» Texte à analyser:

════

L’empire de la raison
Quand les souverains des savants islamiques médiévaux leur ont demandé de calculer la circonférence de la Terre, des érudits comme al-Biruni se sont servis des mathématiques d’une manière totalement inédite pour appréhender et décrire l’univers. Lorsque les échanges et le commerce ont pris leur essor, des scientifiques comme al-Razi ont réagi en développant un nouveau genre de science expérimentale : la chimie. Mais s’il y a bien un nom à retenir pour nous parmi les scientifiques islamiques, c’est celui d’ibn al-Haytham. Pour avoir tant contribuer à l’émergence de ce que l’on appelle aujourd’hui, la méthode scientifique. La méthode scientifique est de notre point de vue l’idée la plus importante que les hommes n’aient jamais eu. Il n’y a aucune autre stratégie qui puisse nous dire comment l’univers fonctionne et quelle est notre place dedans. Elle a aussi débouché sur des technologies qui ont transformé nos vies. Alors, la prochaine fois que vous prendrai l’avion, que vous utiliserez votre téléphone mobile ou que vous vous ferez vacciner contre une maladie mortelle, ayez une pensée pour Ibn al-Haytham, Ibn Sina, al-Biruni et d’autres savants de l’empire islamique médiéval, qui, il y a mille ans, se sont battus pour trouver un sens à l’univers avec des miroirs ou des astrolabes rudimentaires. Ils n’ont pas toujours trouvé les bonnes réponses. Mais ils nous ont appris à poser les bonnes questions.

════

» Données extraites:
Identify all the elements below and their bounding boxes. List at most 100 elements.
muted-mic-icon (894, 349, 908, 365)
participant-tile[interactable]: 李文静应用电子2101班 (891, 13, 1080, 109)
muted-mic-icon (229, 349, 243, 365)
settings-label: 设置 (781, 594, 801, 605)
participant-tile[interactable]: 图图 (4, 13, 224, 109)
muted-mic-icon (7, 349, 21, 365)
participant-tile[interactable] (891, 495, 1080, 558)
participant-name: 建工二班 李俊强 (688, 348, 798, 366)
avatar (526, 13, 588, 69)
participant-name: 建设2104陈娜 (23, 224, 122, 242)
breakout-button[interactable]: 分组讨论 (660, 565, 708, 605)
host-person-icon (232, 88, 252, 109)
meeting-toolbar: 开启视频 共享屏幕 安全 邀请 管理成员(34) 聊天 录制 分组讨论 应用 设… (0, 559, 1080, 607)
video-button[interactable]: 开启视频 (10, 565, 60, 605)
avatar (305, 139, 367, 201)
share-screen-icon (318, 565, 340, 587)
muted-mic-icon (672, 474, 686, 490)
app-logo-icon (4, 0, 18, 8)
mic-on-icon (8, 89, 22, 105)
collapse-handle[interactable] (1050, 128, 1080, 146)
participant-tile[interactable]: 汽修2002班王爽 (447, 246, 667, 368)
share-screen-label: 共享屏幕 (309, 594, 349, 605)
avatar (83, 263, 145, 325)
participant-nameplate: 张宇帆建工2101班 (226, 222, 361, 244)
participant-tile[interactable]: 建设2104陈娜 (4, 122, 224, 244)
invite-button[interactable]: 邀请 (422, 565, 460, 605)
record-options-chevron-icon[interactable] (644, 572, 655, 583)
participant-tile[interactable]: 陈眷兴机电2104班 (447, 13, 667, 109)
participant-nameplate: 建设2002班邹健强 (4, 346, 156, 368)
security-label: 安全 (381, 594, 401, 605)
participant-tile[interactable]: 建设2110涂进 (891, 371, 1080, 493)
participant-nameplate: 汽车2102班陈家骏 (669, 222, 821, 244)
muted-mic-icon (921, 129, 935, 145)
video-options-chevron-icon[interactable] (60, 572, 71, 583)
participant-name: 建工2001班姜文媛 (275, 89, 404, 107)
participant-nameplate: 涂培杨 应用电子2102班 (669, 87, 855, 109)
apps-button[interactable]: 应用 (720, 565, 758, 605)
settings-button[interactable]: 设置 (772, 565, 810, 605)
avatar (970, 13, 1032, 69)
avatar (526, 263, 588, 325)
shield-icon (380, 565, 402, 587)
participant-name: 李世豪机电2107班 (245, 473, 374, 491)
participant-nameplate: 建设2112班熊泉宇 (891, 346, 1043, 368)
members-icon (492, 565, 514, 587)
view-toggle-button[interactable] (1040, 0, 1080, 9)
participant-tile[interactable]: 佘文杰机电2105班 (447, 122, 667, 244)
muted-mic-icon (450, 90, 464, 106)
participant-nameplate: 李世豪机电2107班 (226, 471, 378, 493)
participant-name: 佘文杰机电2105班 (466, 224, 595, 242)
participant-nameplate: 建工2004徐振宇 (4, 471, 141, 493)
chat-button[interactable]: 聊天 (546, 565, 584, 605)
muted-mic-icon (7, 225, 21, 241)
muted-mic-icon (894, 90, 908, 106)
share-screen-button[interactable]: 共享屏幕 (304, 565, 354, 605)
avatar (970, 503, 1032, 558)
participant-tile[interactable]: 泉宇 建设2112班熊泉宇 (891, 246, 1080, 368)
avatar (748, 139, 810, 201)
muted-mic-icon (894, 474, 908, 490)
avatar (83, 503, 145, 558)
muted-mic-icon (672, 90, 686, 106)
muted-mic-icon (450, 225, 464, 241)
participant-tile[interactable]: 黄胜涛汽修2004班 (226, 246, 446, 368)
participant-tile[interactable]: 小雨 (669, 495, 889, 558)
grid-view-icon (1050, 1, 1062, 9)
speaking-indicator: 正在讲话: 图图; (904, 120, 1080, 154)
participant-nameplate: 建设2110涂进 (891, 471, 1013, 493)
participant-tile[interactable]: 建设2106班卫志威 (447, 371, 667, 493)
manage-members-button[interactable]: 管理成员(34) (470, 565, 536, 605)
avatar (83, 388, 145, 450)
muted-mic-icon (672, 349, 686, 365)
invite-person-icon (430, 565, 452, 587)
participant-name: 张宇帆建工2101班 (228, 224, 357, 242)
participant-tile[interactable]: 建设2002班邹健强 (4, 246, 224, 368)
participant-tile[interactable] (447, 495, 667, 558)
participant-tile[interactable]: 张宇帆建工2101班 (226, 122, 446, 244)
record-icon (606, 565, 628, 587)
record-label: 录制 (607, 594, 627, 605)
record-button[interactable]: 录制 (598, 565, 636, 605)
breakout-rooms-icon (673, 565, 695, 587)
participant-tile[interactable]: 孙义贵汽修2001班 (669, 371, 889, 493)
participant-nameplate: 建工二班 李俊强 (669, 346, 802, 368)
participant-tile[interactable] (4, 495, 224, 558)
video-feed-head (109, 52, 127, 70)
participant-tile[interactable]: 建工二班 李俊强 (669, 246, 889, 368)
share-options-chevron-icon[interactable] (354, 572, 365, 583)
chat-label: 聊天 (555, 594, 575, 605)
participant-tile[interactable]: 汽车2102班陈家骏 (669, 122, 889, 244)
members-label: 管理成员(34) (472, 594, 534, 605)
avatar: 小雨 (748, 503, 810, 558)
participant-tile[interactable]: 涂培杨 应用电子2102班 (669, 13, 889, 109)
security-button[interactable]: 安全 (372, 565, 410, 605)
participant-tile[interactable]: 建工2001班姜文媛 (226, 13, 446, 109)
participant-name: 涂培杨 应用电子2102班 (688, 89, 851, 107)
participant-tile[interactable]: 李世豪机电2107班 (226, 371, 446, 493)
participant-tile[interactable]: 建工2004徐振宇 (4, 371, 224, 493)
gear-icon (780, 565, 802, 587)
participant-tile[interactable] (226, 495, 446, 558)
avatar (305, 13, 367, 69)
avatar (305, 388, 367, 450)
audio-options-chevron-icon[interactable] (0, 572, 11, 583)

════

» Travail à faire:
1. Résumez en deux phrases le texte sur les savants de l'empire islamique médiéval.
2. Poursuivez le texte sur les savants de l'empire islamique médiéval à partir de sa dernière phrase.

» Réponses par numéro:
1. Des savants de l'empire islamique médiéval ont trouvé de nouvelles manières de comprendre l'univers : al-Biruni s'est servi des mathématiques de façon inédite et al-Razi a développé la chimie, tandis qu'ibn al-Haytham a fortement contribué à l'émergence de la méthode scientifique. Cette méthode, présentée comme l'idée la plus importante que les hommes aient eue, a débouché sur des technologies qui ont transformé nos vies, et ces savants nous ont appris à poser les bonnes questions.

2.
Le pouvoir du doute
Les hommes n’ont aucune prise sur les lois de la nature. Les scientifiques de l’Islam médiéval l’avait bien compris et ont parfaitement su l’exprimer à travers leurs travaux. Au 9è siècle, al-Khawarizmi a synthétisé les connaissances de la Grèce antique et de l’Inde , pour donner naissance à une nouvelle forme de mathématiques : l’algèbre. Le scientifique Ibn Sina a été le premier à répertorier et à rassembler dans un seul et même ouvrage toutes les connaissances médicales de l’époque. Contribuant ainsi à la naissance de la médecine en tant que discipline. Dans les montagnes reculées d’Iran, des astronomes comme at-Tusi, ont ouvert la voie au scientifiques occidentaux qui utiliseraient leurs travaux des centaines d’années plus tard. La quête acharnée des scientifiques musulmans pour la vérité quel que soit son origine est parfaitement résumée par al-Kindi, un philosophe du 9è siècle qui a écrit : « nous ne devons pas avoir honte d’admirer la vérité, et de l’accueillir d’où quelle vienne. Car il n’y a rien de plus important pour celui qui cherche la vérité. Personne n’est avili par la vérité. Au contraire, on est ennobli par elle. » Ce que l’on peut retenir de ce voyage à travers l’âge d’or et le déclin des sciences dans le monde islamique du 9è au 15è siècle, c’est que la science est un langage universel pour l’humanité. Les nombres décimaux sont aussi utiles en Inde qu’en Espagne. Des tables astronomiques établies en Iran, peuvent êtres d’une importance capitale pour un astronome occidental. Les principes mathématiques de Newton se vérifient qu’ils soient écrits en arabe, en anglais ou en latin. Ce que les scientifiques de l’Islam médiéval avaient compris et ont parfaitement su exprimer, c’est que la science est une langue commune à toute l’humanité. Les lois de l’homme peuvent varier d’un endroit à l’autre, mais les lois de la nature restent immuables pour tous les êtres humains.